*Exercise*. Write out each line that follows exactly as it stands, without the pictures.

*Supplied records*.
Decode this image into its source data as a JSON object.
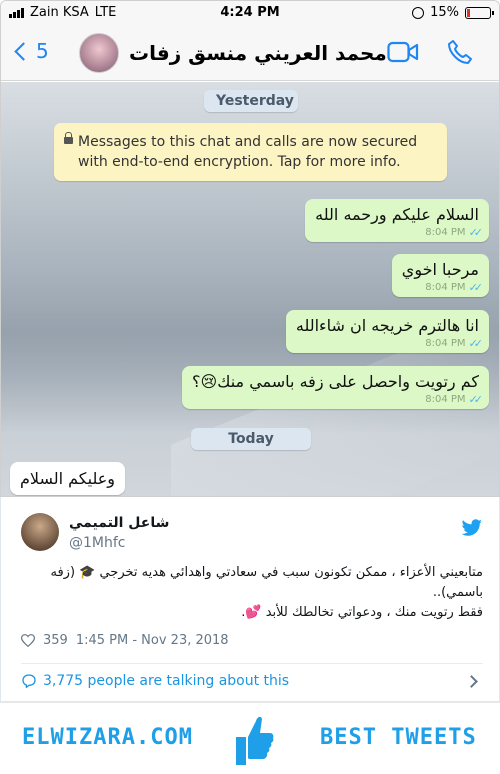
{
  "status_bar": {
    "carrier": "Zain KSA",
    "network": "LTE",
    "time": "4:24 PM",
    "battery_percent": "15%",
    "battery_level": 0.15
  },
  "chat_header": {
    "back_count": "5",
    "contact_name": "محمد العريني منسق زفات",
    "icons": [
      "chevron-left-icon",
      "video-call-icon",
      "phone-call-icon"
    ]
  },
  "chat": {
    "date_yesterday": "Yesterday",
    "security_notice": "Messages to this chat and calls are now secured with end-to-end encryption. Tap for more info.",
    "outgoing": [
      {
        "text": "السلام عليكم ورحمه الله",
        "time": "8:04 PM"
      },
      {
        "text": "مرحبا اخوي",
        "time": "8:04 PM"
      },
      {
        "text": "انا هالترم خريجه ان شاءالله",
        "time": "8:04 PM"
      },
      {
        "text": "كم رتويت واحصل على زفه باسمي منك😢؟",
        "time": "8:04 PM"
      }
    ],
    "date_today": "Today",
    "incoming": [
      {
        "text": "وعليكم السلام"
      }
    ]
  },
  "tweet": {
    "author_name": "شاعل التميمي",
    "author_handle": "@1Mhfc",
    "text_line1": "متابعيني الأعزاء ، ممكن تكونون سبب في سعادتي واهدائي هديه تخرجي 🎓 (زفه باسمي)..",
    "text_line2": "فقط رتويت منك ، ودعواتي تخالطك للأبد 💕.",
    "likes": "359",
    "timestamp": "1:45 PM - Nov 23, 2018",
    "talking": "3,775 people are talking about this"
  },
  "banner": {
    "left_text": "ELWIZARA.COM",
    "right_text": "BEST TWEETS"
  },
  "colors": {
    "whatsapp_blue": "#1f86f2",
    "outgoing_bubble": "#dcf8c6",
    "twitter_blue": "#1b95e0",
    "banner_blue": "#1e9fe8"
  }
}
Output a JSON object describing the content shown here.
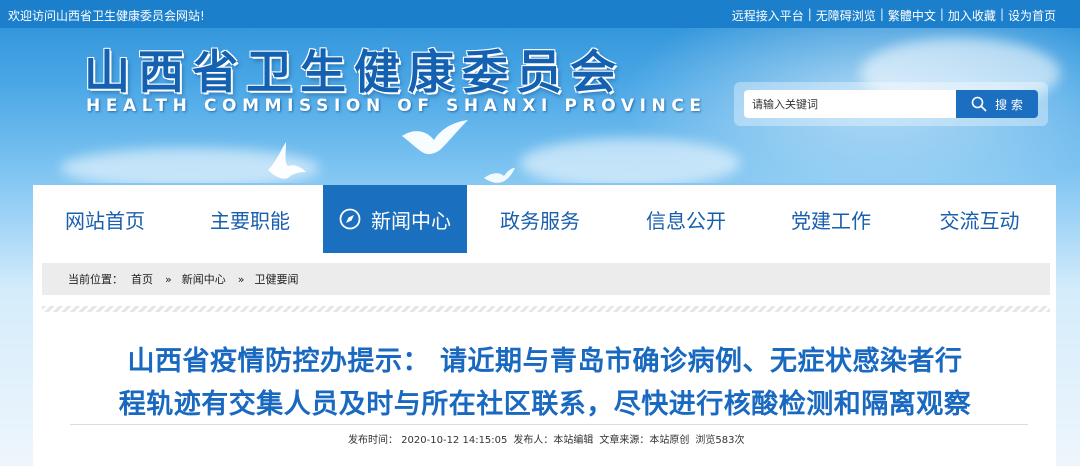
{
  "topbar": {
    "welcome": "欢迎访问山西省卫生健康委员会网站!",
    "links": [
      "远程接入平台",
      "无障碍浏览",
      "繁體中文",
      "加入收藏",
      "设为首页"
    ]
  },
  "banner": {
    "title": "山西省卫生健康委员会",
    "subtitle": "HEALTH COMMISSION OF SHANXI PROVINCE"
  },
  "search": {
    "placeholder": "请输入关键词",
    "button_label": "搜 索"
  },
  "nav": {
    "items": [
      {
        "label": "网站首页",
        "active": false
      },
      {
        "label": "主要职能",
        "active": false
      },
      {
        "label": "新闻中心",
        "active": true
      },
      {
        "label": "政务服务",
        "active": false
      },
      {
        "label": "信息公开",
        "active": false
      },
      {
        "label": "党建工作",
        "active": false
      },
      {
        "label": "交流互动",
        "active": false
      }
    ]
  },
  "breadcrumb": {
    "prefix": "当前位置：",
    "items": [
      "首页",
      "新闻中心",
      "卫健要闻"
    ],
    "separator": "»"
  },
  "article": {
    "title_line1": "山西省疫情防控办提示： 请近期与青岛市确诊病例、无症状感染者行",
    "title_line2": "程轨迹有交集人员及时与所在社区联系，尽快进行核酸检测和隔离观察",
    "published": "发布时间： 2020-10-12 14:15:05",
    "publisher": "发布人：本站编辑",
    "source": "文章来源：本站原创",
    "views": "浏览583次"
  },
  "colors": {
    "topbar": "#1c7fcc",
    "title_blue": "#1461b2",
    "nav_active": "#1a6fbf",
    "headline": "#1a69c0"
  }
}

*Task result*.
Decode this image into its source data as a JSON object.
{
  "status_bar": {
    "carrier": "Zain KSA",
    "network": "LTE",
    "time": "4:24 PM",
    "battery_percent": "15%",
    "battery_level": 0.15
  },
  "chat_header": {
    "back_count": "5",
    "contact_name": "محمد العريني منسق زفات",
    "icons": [
      "chevron-left-icon",
      "video-call-icon",
      "phone-call-icon"
    ]
  },
  "chat": {
    "date_yesterday": "Yesterday",
    "security_notice": "Messages to this chat and calls are now secured with end-to-end encryption. Tap for more info.",
    "outgoing": [
      {
        "text": "السلام عليكم ورحمه الله",
        "time": "8:04 PM"
      },
      {
        "text": "مرحبا اخوي",
        "time": "8:04 PM"
      },
      {
        "text": "انا هالترم خريجه ان شاءالله",
        "time": "8:04 PM"
      },
      {
        "text": "كم رتويت واحصل على زفه باسمي منك😢؟",
        "time": "8:04 PM"
      }
    ],
    "date_today": "Today",
    "incoming": [
      {
        "text": "وعليكم السلام"
      }
    ]
  },
  "tweet": {
    "author_name": "شاعل التميمي",
    "author_handle": "@1Mhfc",
    "text_line1": "متابعيني الأعزاء ، ممكن تكونون سبب في سعادتي واهدائي هديه تخرجي 🎓 (زفه باسمي)..",
    "text_line2": "فقط رتويت منك ، ودعواتي تخالطك للأبد 💕.",
    "likes": "359",
    "timestamp": "1:45 PM - Nov 23, 2018",
    "talking": "3,775 people are talking about this"
  },
  "banner": {
    "left_text": "ELWIZARA.COM",
    "right_text": "BEST TWEETS"
  },
  "colors": {
    "whatsapp_blue": "#1f86f2",
    "outgoing_bubble": "#dcf8c6",
    "twitter_blue": "#1b95e0",
    "banner_blue": "#1e9fe8"
  }
}
Output a JSON object describing the content shown here.
{
  "topbar": {
    "welcome": "欢迎访问山西省卫生健康委员会网站!",
    "links": [
      "远程接入平台",
      "无障碍浏览",
      "繁體中文",
      "加入收藏",
      "设为首页"
    ]
  },
  "banner": {
    "title": "山西省卫生健康委员会",
    "subtitle": "HEALTH COMMISSION OF SHANXI PROVINCE"
  },
  "search": {
    "placeholder": "请输入关键词",
    "button_label": "搜 索"
  },
  "nav": {
    "items": [
      {
        "label": "网站首页",
        "active": false
      },
      {
        "label": "主要职能",
        "active": false
      },
      {
        "label": "新闻中心",
        "active": true
      },
      {
        "label": "政务服务",
        "active": false
      },
      {
        "label": "信息公开",
        "active": false
      },
      {
        "label": "党建工作",
        "active": false
      },
      {
        "label": "交流互动",
        "active": false
      }
    ]
  },
  "breadcrumb": {
    "prefix": "当前位置：",
    "items": [
      "首页",
      "新闻中心",
      "卫健要闻"
    ],
    "separator": "»"
  },
  "article": {
    "title_line1": "山西省疫情防控办提示： 请近期与青岛市确诊病例、无症状感染者行",
    "title_line2": "程轨迹有交集人员及时与所在社区联系，尽快进行核酸检测和隔离观察",
    "published": "发布时间： 2020-10-12 14:15:05",
    "publisher": "发布人：本站编辑",
    "source": "文章来源：本站原创",
    "views": "浏览583次"
  },
  "colors": {
    "topbar": "#1c7fcc",
    "title_blue": "#1461b2",
    "nav_active": "#1a6fbf",
    "headline": "#1a69c0"
  }
}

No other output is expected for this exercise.